=== TEXT EXTRACT ===
# Lost boat and padle on Boulder creek



## benR (Aug 5, 2014)

http://www.mountainbuzz.com/forums/f11/2-kayaks-stuck-in-boulder-creek-58048.html


----------



## Dave Frank (Oct 14, 2003)

Not overly relevant, but Friday was the 12th. 

I will keep an eye out for your paddle and boat. 

Big the left corner angling left with speed at that bridge. If you go in that hole a swim is all but guaranteed. 

Other lines go, but that one is pretty reliable. 


Sent from my iPhone using Mountain Buzz


----------



## Andy H. (Oct 13, 2003)

Dave Frank said:


> Not overly relevant, but Friday was the 12th.


Maybe so, but I bet it sure SEEMED like the 13th to Aaron!

=== EXTRACTED ENTRIES ===
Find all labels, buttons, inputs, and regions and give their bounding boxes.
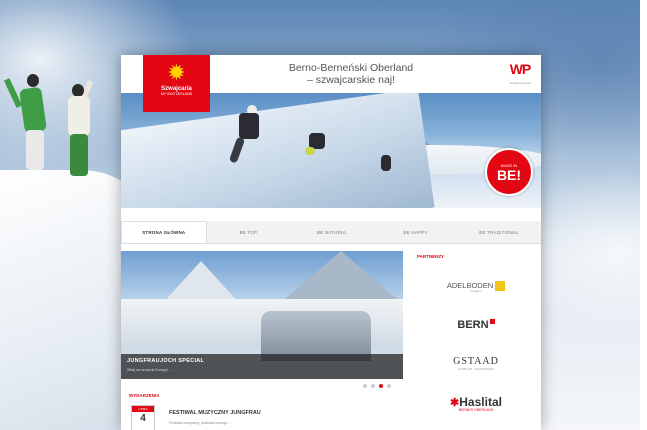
partners-heading: PARTNERZY <box>417 254 445 259</box>
swiss-cross-icon <box>489 319 495 324</box>
wp-logo-sub: wirtualna polska <box>509 81 531 85</box>
partner-logo-adelboden[interactable]: ADELBODEN Frutigen <box>411 281 541 293</box>
logo-sub-text: MY SWITZERLAND <box>160 92 193 96</box>
person-head <box>27 74 39 87</box>
person-white-jacket <box>68 96 90 136</box>
feature-title: JUNGFRAUJOCH SPECIAL <box>127 358 205 364</box>
page-edge <box>640 0 647 430</box>
slider-dot[interactable] <box>363 384 367 388</box>
title-line-2: – szwajcarskie naj! <box>306 74 396 86</box>
slider-dots <box>363 384 391 388</box>
haslital-star-icon: ✱ <box>450 397 460 409</box>
partner-sub: COME UP - SLOW DOWN <box>458 367 494 371</box>
event-description: Festiwal muzyczny, podczas którego ... <box>169 421 232 425</box>
partner-name: GSTAAD <box>453 356 499 367</box>
partner-name: Haslital <box>459 395 502 409</box>
tab-strona-g-wna[interactable]: STRONA GŁÓWNA <box>121 221 207 243</box>
skier-1 <box>239 113 259 139</box>
partner-sub: Frutigen <box>470 289 482 294</box>
page-title: Berno-Berneński Oberland – szwajcarskie … <box>281 62 421 86</box>
partner-sub: BERNER OBERLAND <box>458 408 494 412</box>
title-line-1: Berno-Berneński Oberland <box>288 62 414 74</box>
slider-dot[interactable] <box>379 384 383 388</box>
tab-be-top[interactable]: BE TOP <box>207 221 291 243</box>
partner-logo-bern[interactable]: BERN <box>411 319 541 331</box>
partner-logo-gstaad[interactable]: GSTAAD COME UP - SLOW DOWN <box>411 356 541 371</box>
main-nav: STRONA GŁÓWNA BE TOP BE NATURAL BE HAPPY BE … <box>121 221 541 244</box>
event-date-calendar: LIPIEC 4 <box>131 405 155 430</box>
sun-icon: ✹ <box>167 60 186 85</box>
feature-slider[interactable]: JUNGFRAUJOCH SPECIAL Witaj na szczycie E… <box>121 251 403 379</box>
wp-logo[interactable]: WP wirtualna polska <box>507 62 533 90</box>
adelboden-square-icon <box>495 281 506 292</box>
background-snow-slope <box>0 170 140 430</box>
feature-description: Witaj na szczycie Europy! ... <box>127 368 172 372</box>
switzerland-logo[interactable]: ✹ Szwajcaria MY SWITZERLAND <box>143 55 210 112</box>
site-header: ✹ Szwajcaria MY SWITZERLAND Berno-Berneń… <box>121 55 541 112</box>
partners-panel: PARTNERZY ADELBODEN Frutigen BERN GSTAAD… <box>411 251 541 430</box>
skier-3 <box>381 155 391 171</box>
skier-2-legs <box>305 147 315 155</box>
made-in-be-badge: MADE IN BE! <box>485 148 533 196</box>
person-legs <box>26 130 44 170</box>
events-heading: WYDARZENIA <box>129 393 160 398</box>
tab-be-happy[interactable]: BE HAPPY <box>374 221 458 243</box>
partner-name: BERN <box>457 319 489 331</box>
slider-dot[interactable] <box>387 384 391 388</box>
wp-logo-text: WP <box>509 61 532 77</box>
tab-be-traditional[interactable]: BE TRADITIONAL <box>457 221 541 243</box>
website-page: ✹ Szwajcaria MY SWITZERLAND Berno-Berneń… <box>121 55 541 430</box>
person-legs <box>70 134 88 176</box>
calendar-day: 4 <box>140 413 146 424</box>
slider-dot[interactable] <box>371 384 375 388</box>
badge-main-text: BE! <box>496 166 522 183</box>
tab-be-natural[interactable]: BE NATURAL <box>290 221 374 243</box>
partner-logo-haslital[interactable]: ✱Haslital BERNER OBERLAND <box>411 395 541 412</box>
event-title-link[interactable]: FESTIWAL MUZYCZNY JUNGFRAU <box>169 410 261 416</box>
feature-caption[interactable]: JUNGFRAUJOCH SPECIAL Witaj na szczycie E… <box>121 354 403 379</box>
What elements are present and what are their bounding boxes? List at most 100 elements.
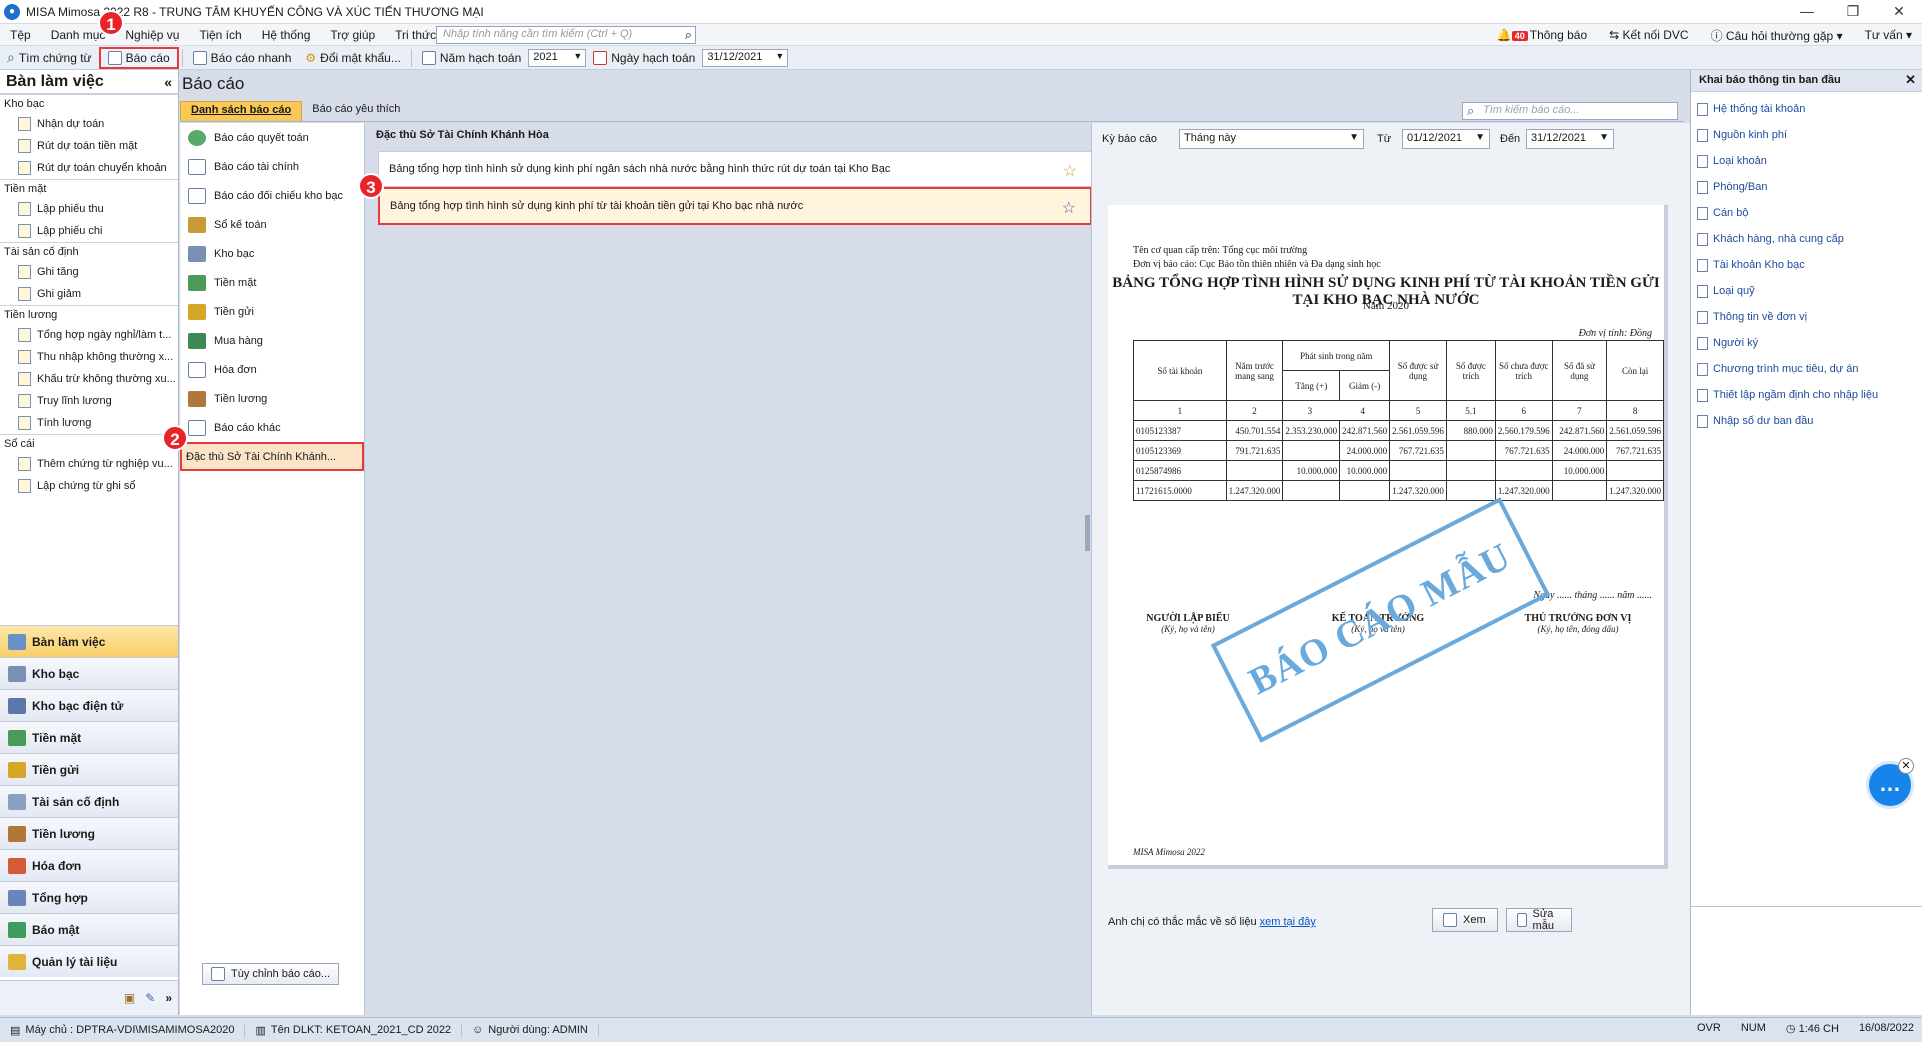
- to-date-picker[interactable]: 31/12/2021 ▼: [1526, 129, 1614, 149]
- report-search-input[interactable]: ⌕ Tìm kiếm báo cáo...: [1462, 102, 1678, 120]
- module-treasury[interactable]: Kho bạc: [0, 657, 178, 689]
- minimize-icon[interactable]: —: [1784, 0, 1830, 24]
- advice-button[interactable]: Tư vấn ▾: [1865, 28, 1912, 42]
- setup-link[interactable]: Nhập số dư ban đầu: [1691, 408, 1922, 434]
- module-e-treasury[interactable]: Kho bạc điện tử: [0, 689, 178, 721]
- category-item[interactable]: Báo cáo tài chính: [180, 152, 364, 181]
- list-item[interactable]: Ghi giảm: [0, 283, 178, 305]
- tab-favorite-reports[interactable]: Báo cáo yêu thích: [302, 101, 410, 121]
- category-item-selected[interactable]: Đặc thù Sở Tài Chính Khánh...: [180, 442, 364, 471]
- module-cash[interactable]: Tiền mặt: [0, 721, 178, 753]
- category-item[interactable]: Báo cáo khác: [180, 413, 364, 442]
- feature-search-input[interactable]: Nhập tính năng cần tìm kiếm (Ctrl + Q) ⌕: [436, 26, 696, 44]
- quick-report-button[interactable]: Báo cáo nhanh: [186, 47, 299, 69]
- module-salary[interactable]: Tiền lương: [0, 817, 178, 849]
- list-item[interactable]: Truy lĩnh lương: [0, 390, 178, 412]
- period-select[interactable]: Tháng này ▼: [1179, 129, 1364, 149]
- menu-utilities[interactable]: Tiện ích: [189, 28, 251, 42]
- customize-report-button[interactable]: Tùy chỉnh báo cáo...: [202, 963, 340, 985]
- search-icon[interactable]: ⌕: [685, 27, 692, 43]
- category-item[interactable]: Mua hàng: [180, 326, 364, 355]
- list-item[interactable]: Lập chứng từ ghi sổ: [0, 475, 178, 497]
- category-item[interactable]: Kho bạc: [180, 239, 364, 268]
- find-voucher-button[interactable]: ⌕ Tìm chứng từ: [0, 47, 99, 69]
- category-item[interactable]: Tiền gửi: [180, 297, 364, 326]
- module-documents[interactable]: Quản lý tài liệu: [0, 945, 178, 977]
- view-button[interactable]: Xem: [1432, 908, 1498, 932]
- setup-link[interactable]: Tài khoản Kho bạc: [1691, 252, 1922, 278]
- setup-link[interactable]: Thông tin về đơn vị: [1691, 304, 1922, 330]
- module-deposit[interactable]: Tiền gửi: [0, 753, 178, 785]
- list-item[interactable]: Rút dự toán tiền mặt: [0, 135, 178, 157]
- report-button[interactable]: Báo cáo: [98, 46, 179, 69]
- close-icon[interactable]: ✕: [1905, 72, 1916, 88]
- setup-link[interactable]: Loại quỹ: [1691, 278, 1922, 304]
- menu-help[interactable]: Trợ giúp: [320, 28, 385, 42]
- list-item[interactable]: Khấu trừ không thường xu...: [0, 368, 178, 390]
- module-workspace[interactable]: Bàn làm việc: [0, 625, 178, 657]
- notifications-button[interactable]: 🔔 40 Thông báo: [1497, 28, 1587, 42]
- chevron-down-icon: ▼: [1475, 132, 1485, 143]
- fiscal-year-label: Năm hạch toán: [439, 50, 522, 65]
- menu-system[interactable]: Hệ thống: [252, 28, 321, 42]
- setup-link[interactable]: Chương trình mục tiêu, dự án: [1691, 356, 1922, 382]
- star-filled-icon[interactable]: ☆: [1063, 161, 1077, 181]
- category-item[interactable]: Hóa đơn: [180, 355, 364, 384]
- chevron-right-icon[interactable]: »: [165, 991, 172, 1005]
- list-item[interactable]: Lập phiếu chi: [0, 220, 178, 242]
- setup-link[interactable]: Hệ thống tài khoản: [1691, 96, 1922, 122]
- collapse-icon[interactable]: «: [164, 74, 172, 90]
- close-icon[interactable]: ✕: [1876, 0, 1922, 24]
- setup-link[interactable]: Cán bộ: [1691, 200, 1922, 226]
- title-bar: ● MISA Mimosa 2022 R8 - TRUNG TÂM KHUYẾN…: [0, 0, 1922, 24]
- change-password-button[interactable]: ⚙ Đổi mật khẩu...: [298, 47, 407, 69]
- edit-icon[interactable]: ✎: [145, 991, 155, 1005]
- menu-operations[interactable]: Nghiệp vụ: [115, 28, 189, 42]
- list-item[interactable]: Tính lương: [0, 412, 178, 434]
- list-item[interactable]: Nhận dự toán: [0, 113, 178, 135]
- setup-link[interactable]: Phòng/Ban: [1691, 174, 1922, 200]
- menu-file[interactable]: Tệp: [0, 28, 41, 42]
- list-item[interactable]: Lập phiếu thu: [0, 198, 178, 220]
- category-item[interactable]: Sổ kế toán: [180, 210, 364, 239]
- bell-icon: 🔔: [1496, 28, 1512, 42]
- tab-report-list[interactable]: Danh sách báo cáo: [180, 101, 303, 121]
- list-item[interactable]: Rút dự toán chuyển khoản: [0, 157, 178, 179]
- splitter-handle[interactable]: [1085, 515, 1090, 551]
- setup-link[interactable]: Loại khoản: [1691, 148, 1922, 174]
- category-item[interactable]: Báo cáo đối chiếu kho bạc: [180, 181, 364, 210]
- restore-icon[interactable]: ❐: [1830, 0, 1876, 24]
- from-date-picker[interactable]: 01/12/2021 ▼: [1402, 129, 1490, 149]
- setup-link[interactable]: Nguồn kinh phí: [1691, 122, 1922, 148]
- edit-template-button[interactable]: Sửa mẫu: [1506, 908, 1572, 932]
- list-item[interactable]: Thêm chứng từ nghiệp vu...: [0, 453, 178, 475]
- category-item[interactable]: Tiền lương: [180, 384, 364, 413]
- module-summary[interactable]: Tổng hợp: [0, 881, 178, 913]
- module-fixed-assets[interactable]: Tài sản cố định: [0, 785, 178, 817]
- setup-link[interactable]: Người ký: [1691, 330, 1922, 356]
- setup-link[interactable]: Thiết lập ngầm định cho nhập liệu: [1691, 382, 1922, 408]
- category-item[interactable]: Báo cáo quyết toán: [180, 123, 364, 152]
- close-icon[interactable]: ✕: [1898, 758, 1914, 774]
- chevron-down-icon: ▼: [775, 50, 785, 61]
- list-item[interactable]: Tổng hợp ngày nghỉ/làm t...: [0, 324, 178, 346]
- setup-link[interactable]: Khách hàng, nhà cung cấp: [1691, 226, 1922, 252]
- list-item[interactable]: Thu nhập không thường x...: [0, 346, 178, 368]
- report-item[interactable]: Bảng tổng hợp tình hình sử dụng kinh phí…: [378, 151, 1092, 187]
- star-icon[interactable]: ☆: [1062, 198, 1076, 218]
- report-item-selected[interactable]: Bảng tổng hợp tình hình sử dụng kinh phí…: [378, 187, 1092, 225]
- accounting-date-picker[interactable]: 31/12/2021 ▼: [702, 48, 789, 67]
- col-increase: Tăng (+): [1282, 370, 1341, 401]
- fiscal-year-select[interactable]: 2021 ▼: [528, 48, 587, 67]
- status-server-text: Máy chủ : DPTRA-VDI\MISAMIMOSA2020: [25, 1024, 235, 1036]
- briefcase-icon[interactable]: ▣: [124, 991, 135, 1005]
- list-item[interactable]: Ghi tăng: [0, 261, 178, 283]
- category-item[interactable]: Tiền mặt: [180, 268, 364, 297]
- table-cell: 0105123387: [1133, 420, 1227, 441]
- faq-button[interactable]: ⓘ Câu hỏi thường gặp ▾: [1711, 27, 1843, 44]
- connect-dvc-button[interactable]: ⇆ Kết nối DVC: [1609, 28, 1688, 42]
- module-invoice[interactable]: Hóa đơn: [0, 849, 178, 881]
- question-link[interactable]: xem tại đây: [1260, 916, 1316, 928]
- module-security[interactable]: Báo mật: [0, 913, 178, 945]
- folder-icon: [8, 953, 26, 970]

=== WHAT TO DO ===
**a)** List every username that appears as the author of a post in the Boulder Creek forum thread.
**b)** Pick up the Boulder Creek forum thread after its last post and continue it.
The records aren't needed for anything here.

=== RESPONSES TO THE EXERCISE ===
**a)** benR, Dave Frank, Andy H.

**b)**
----------



## Aarondenal (Feb 16, 2014)

I guess it felt like Friday the 13th to me  Yes should have stopped to look at that hole. I trusted Nick and no one should ever do that. One look at that hole and I would have know my red line wouldn't punch through. RIP Red Line


----------



## Camiona (Apr 8, 2005)

Eric Bader from boulder outdoor center just posted that he found your boat- you should contact him!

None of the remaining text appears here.